▶ [Instructions for the task]: Starting with the first line of the items below, write out again every line up to and including the one that contains "server-item[interactable]: 一念斩神区 <box>89", with no changes.

▶ [Data shown]:

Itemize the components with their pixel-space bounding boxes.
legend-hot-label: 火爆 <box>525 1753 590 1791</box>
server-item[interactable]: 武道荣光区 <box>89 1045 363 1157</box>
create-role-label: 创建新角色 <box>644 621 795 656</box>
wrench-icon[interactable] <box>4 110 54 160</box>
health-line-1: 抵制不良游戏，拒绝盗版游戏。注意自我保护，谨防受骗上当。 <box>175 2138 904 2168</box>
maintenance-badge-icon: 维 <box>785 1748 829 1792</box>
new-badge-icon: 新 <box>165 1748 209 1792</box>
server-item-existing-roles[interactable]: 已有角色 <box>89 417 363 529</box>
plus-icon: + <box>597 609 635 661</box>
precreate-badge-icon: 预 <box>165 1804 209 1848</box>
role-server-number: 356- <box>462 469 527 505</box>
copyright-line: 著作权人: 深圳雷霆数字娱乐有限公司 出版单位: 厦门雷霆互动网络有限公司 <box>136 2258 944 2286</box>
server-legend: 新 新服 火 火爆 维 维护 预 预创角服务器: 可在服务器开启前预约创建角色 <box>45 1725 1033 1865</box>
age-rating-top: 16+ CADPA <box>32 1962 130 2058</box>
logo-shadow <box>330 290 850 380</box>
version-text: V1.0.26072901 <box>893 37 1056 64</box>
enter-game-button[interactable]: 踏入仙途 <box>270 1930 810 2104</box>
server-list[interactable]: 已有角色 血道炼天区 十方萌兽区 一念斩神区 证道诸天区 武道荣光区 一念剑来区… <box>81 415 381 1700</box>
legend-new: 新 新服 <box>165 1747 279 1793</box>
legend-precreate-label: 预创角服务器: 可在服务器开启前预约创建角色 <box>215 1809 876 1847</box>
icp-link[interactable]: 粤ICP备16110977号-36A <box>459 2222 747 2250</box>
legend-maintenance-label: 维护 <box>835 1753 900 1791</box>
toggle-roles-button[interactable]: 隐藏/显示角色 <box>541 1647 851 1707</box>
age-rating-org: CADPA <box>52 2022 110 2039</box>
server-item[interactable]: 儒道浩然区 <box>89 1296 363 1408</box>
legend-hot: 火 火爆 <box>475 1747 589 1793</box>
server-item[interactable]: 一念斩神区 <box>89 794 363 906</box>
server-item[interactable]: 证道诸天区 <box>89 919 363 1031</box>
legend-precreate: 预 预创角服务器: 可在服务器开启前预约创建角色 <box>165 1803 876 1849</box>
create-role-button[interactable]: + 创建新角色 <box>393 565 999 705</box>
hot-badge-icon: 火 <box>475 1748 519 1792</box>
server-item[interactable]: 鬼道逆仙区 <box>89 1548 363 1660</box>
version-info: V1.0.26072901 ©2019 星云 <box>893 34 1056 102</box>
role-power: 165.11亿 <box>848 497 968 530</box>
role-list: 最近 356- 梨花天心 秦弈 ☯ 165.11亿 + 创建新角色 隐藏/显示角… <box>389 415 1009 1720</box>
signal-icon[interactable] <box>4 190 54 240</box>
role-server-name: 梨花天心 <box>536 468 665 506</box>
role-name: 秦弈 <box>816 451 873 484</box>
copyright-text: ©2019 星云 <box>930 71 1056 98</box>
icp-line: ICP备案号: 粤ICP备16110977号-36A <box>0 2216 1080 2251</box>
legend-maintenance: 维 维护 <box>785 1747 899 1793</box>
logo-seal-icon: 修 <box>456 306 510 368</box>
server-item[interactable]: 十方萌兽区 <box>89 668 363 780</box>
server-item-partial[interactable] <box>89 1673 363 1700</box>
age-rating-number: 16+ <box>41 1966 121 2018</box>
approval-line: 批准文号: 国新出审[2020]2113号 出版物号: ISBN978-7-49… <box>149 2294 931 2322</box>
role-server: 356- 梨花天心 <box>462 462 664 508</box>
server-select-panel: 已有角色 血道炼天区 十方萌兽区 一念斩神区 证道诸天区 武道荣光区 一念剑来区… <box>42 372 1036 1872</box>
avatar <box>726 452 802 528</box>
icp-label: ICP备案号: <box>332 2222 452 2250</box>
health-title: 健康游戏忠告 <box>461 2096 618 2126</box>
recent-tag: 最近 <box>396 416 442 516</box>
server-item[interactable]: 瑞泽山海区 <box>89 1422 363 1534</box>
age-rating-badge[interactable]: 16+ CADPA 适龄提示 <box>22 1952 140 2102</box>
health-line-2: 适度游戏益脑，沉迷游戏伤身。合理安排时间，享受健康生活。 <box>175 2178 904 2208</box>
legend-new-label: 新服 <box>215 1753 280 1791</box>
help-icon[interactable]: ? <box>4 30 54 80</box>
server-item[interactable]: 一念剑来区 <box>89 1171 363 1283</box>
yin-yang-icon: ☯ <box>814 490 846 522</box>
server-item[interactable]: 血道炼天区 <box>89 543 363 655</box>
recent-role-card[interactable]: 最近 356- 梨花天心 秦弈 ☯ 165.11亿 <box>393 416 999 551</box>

▶ [Completed task]:
Itemize the components with their pixel-space bounding boxes.
legend-hot-label: 火爆 <box>525 1753 590 1791</box>
server-item[interactable]: 武道荣光区 <box>89 1045 363 1157</box>
create-role-label: 创建新角色 <box>644 621 795 656</box>
wrench-icon[interactable] <box>4 110 54 160</box>
health-line-1: 抵制不良游戏，拒绝盗版游戏。注意自我保护，谨防受骗上当。 <box>175 2138 904 2168</box>
maintenance-badge-icon: 维 <box>785 1748 829 1792</box>
new-badge-icon: 新 <box>165 1748 209 1792</box>
server-item-existing-roles[interactable]: 已有角色 <box>89 417 363 529</box>
plus-icon: + <box>597 609 635 661</box>
precreate-badge-icon: 预 <box>165 1804 209 1848</box>
role-server-number: 356- <box>462 469 527 505</box>
copyright-line: 著作权人: 深圳雷霆数字娱乐有限公司 出版单位: 厦门雷霆互动网络有限公司 <box>136 2258 944 2286</box>
server-legend: 新 新服 火 火爆 维 维护 预 预创角服务器: 可在服务器开启前预约创建角色 <box>45 1725 1033 1865</box>
age-rating-top: 16+ CADPA <box>32 1962 130 2058</box>
logo-shadow <box>330 290 850 380</box>
version-text: V1.0.26072901 <box>893 37 1056 64</box>
enter-game-button[interactable]: 踏入仙途 <box>270 1930 810 2104</box>
server-list[interactable]: 已有角色 血道炼天区 十方萌兽区 一念斩神区 证道诸天区 武道荣光区 一念剑来区… <box>81 415 381 1700</box>
legend-new: 新 新服 <box>165 1747 279 1793</box>
legend-precreate-label: 预创角服务器: 可在服务器开启前预约创建角色 <box>215 1809 876 1847</box>
icp-link[interactable]: 粤ICP备16110977号-36A <box>459 2222 747 2250</box>
legend-maintenance-label: 维护 <box>835 1753 900 1791</box>
toggle-roles-button[interactable]: 隐藏/显示角色 <box>541 1647 851 1707</box>
age-rating-org: CADPA <box>52 2022 110 2039</box>
server-item[interactable]: 儒道浩然区 <box>89 1296 363 1408</box>
legend-hot: 火 火爆 <box>475 1747 589 1793</box>
server-item[interactable]: 一念斩神区 <box>89 794 363 906</box>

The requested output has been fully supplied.